## begin Data in this exercise

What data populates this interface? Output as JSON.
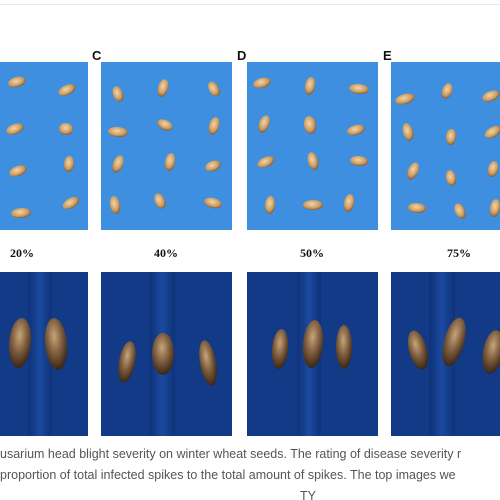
{
  "figure": {
    "panels": [
      {
        "label": "",
        "percent": "20%"
      },
      {
        "label": "C",
        "percent": "40%"
      },
      {
        "label": "D",
        "percent": "50%"
      },
      {
        "label": "E",
        "percent": "75%"
      }
    ],
    "caption": {
      "line1": "usarium head blight severity on winter wheat seeds. The rating of disease severity r",
      "line2": "proportion of total infected spikes to the total amount of spikes. The top images we",
      "line3": "TY"
    }
  },
  "colors": {
    "top_background": "#3f8fe0",
    "bottom_background": "#123a86",
    "seed": "#c89a62"
  }
}
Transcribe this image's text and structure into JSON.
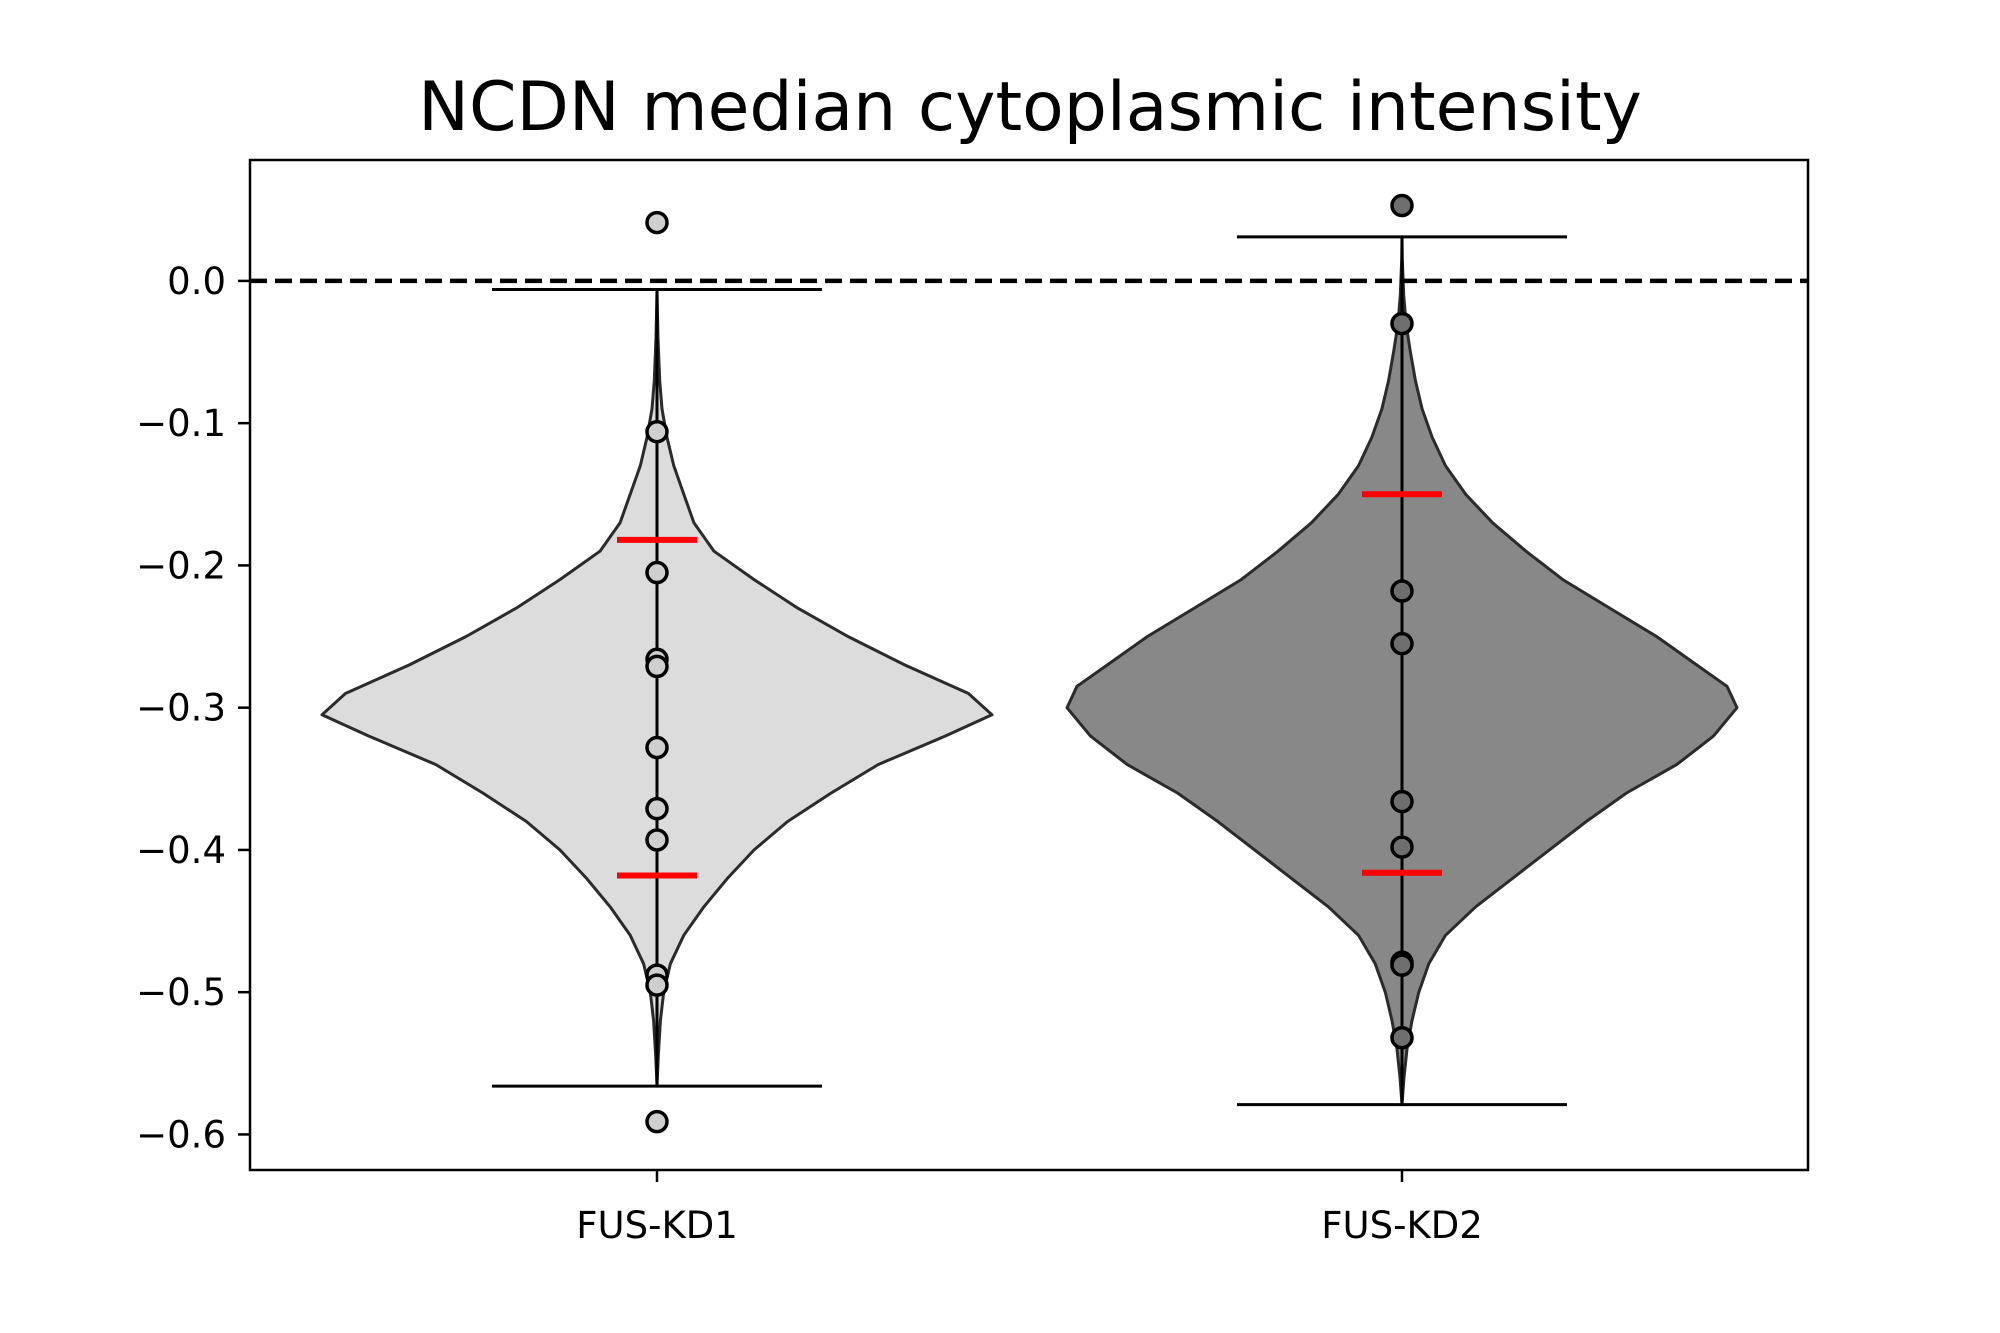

## end Data in this exercise

### What to produce
Copy the records exactly. Skip the pictures.

### Response for this exercise
What data populates this interface? Output as JSON.
{
  "figure": {
    "panels": [
      {
        "label": "",
        "percent": "20%"
      },
      {
        "label": "C",
        "percent": "40%"
      },
      {
        "label": "D",
        "percent": "50%"
      },
      {
        "label": "E",
        "percent": "75%"
      }
    ],
    "caption": {
      "line1": "usarium head blight severity on winter wheat seeds. The rating of disease severity r",
      "line2": "proportion of total infected spikes to the total amount of spikes. The top images we",
      "line3": "TY"
    }
  },
  "colors": {
    "top_background": "#3f8fe0",
    "bottom_background": "#123a86",
    "seed": "#c89a62"
  }
}
Transcribe this image's text and structure into JSON.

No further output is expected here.